Problem to solve: Copy each line below that includes "icon".
───── Exercise input ─────
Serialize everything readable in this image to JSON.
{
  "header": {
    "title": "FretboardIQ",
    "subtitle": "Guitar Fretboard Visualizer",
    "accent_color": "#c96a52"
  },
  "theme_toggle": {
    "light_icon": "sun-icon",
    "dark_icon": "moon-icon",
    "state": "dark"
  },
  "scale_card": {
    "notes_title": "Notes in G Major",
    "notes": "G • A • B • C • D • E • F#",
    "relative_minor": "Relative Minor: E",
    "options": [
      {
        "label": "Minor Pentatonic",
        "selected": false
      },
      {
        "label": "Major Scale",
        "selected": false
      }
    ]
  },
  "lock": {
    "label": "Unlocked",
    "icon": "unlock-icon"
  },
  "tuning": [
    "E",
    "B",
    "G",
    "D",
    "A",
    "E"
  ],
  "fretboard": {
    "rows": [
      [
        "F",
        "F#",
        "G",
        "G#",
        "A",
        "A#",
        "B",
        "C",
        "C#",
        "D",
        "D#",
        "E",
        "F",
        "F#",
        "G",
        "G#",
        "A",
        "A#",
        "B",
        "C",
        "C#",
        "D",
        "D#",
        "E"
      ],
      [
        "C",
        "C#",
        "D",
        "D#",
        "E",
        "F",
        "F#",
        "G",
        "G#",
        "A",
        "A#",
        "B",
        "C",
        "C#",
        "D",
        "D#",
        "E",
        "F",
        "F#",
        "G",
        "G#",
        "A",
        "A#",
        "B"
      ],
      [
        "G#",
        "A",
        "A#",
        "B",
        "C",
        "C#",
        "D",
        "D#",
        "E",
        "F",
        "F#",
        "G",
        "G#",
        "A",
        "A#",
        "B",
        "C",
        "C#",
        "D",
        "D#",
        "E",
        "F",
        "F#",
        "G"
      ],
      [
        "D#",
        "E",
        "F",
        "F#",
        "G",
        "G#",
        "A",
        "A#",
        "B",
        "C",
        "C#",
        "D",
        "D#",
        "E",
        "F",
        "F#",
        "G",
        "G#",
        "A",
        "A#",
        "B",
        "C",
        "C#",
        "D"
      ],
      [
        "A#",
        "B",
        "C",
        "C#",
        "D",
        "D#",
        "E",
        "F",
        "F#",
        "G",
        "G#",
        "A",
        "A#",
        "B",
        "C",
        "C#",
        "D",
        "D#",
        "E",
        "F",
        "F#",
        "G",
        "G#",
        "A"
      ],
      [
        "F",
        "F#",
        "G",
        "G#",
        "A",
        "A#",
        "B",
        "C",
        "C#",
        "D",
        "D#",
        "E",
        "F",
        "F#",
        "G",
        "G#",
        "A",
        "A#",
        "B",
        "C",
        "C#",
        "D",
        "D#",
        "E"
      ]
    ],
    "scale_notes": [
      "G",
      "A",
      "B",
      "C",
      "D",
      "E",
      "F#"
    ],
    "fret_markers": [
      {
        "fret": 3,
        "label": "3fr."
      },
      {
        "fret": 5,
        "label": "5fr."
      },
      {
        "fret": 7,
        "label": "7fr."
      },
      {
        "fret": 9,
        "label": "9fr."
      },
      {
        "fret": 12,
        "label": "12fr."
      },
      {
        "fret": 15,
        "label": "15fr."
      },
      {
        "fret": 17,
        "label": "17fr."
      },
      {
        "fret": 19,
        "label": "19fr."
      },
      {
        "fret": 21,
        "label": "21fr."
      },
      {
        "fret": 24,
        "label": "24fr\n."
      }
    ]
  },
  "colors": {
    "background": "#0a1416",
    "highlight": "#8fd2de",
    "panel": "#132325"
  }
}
─────
Solved exercise:
    "light_icon": "sun-icon",
    "dark_icon": "moon-icon",
    "icon": "unlock-icon"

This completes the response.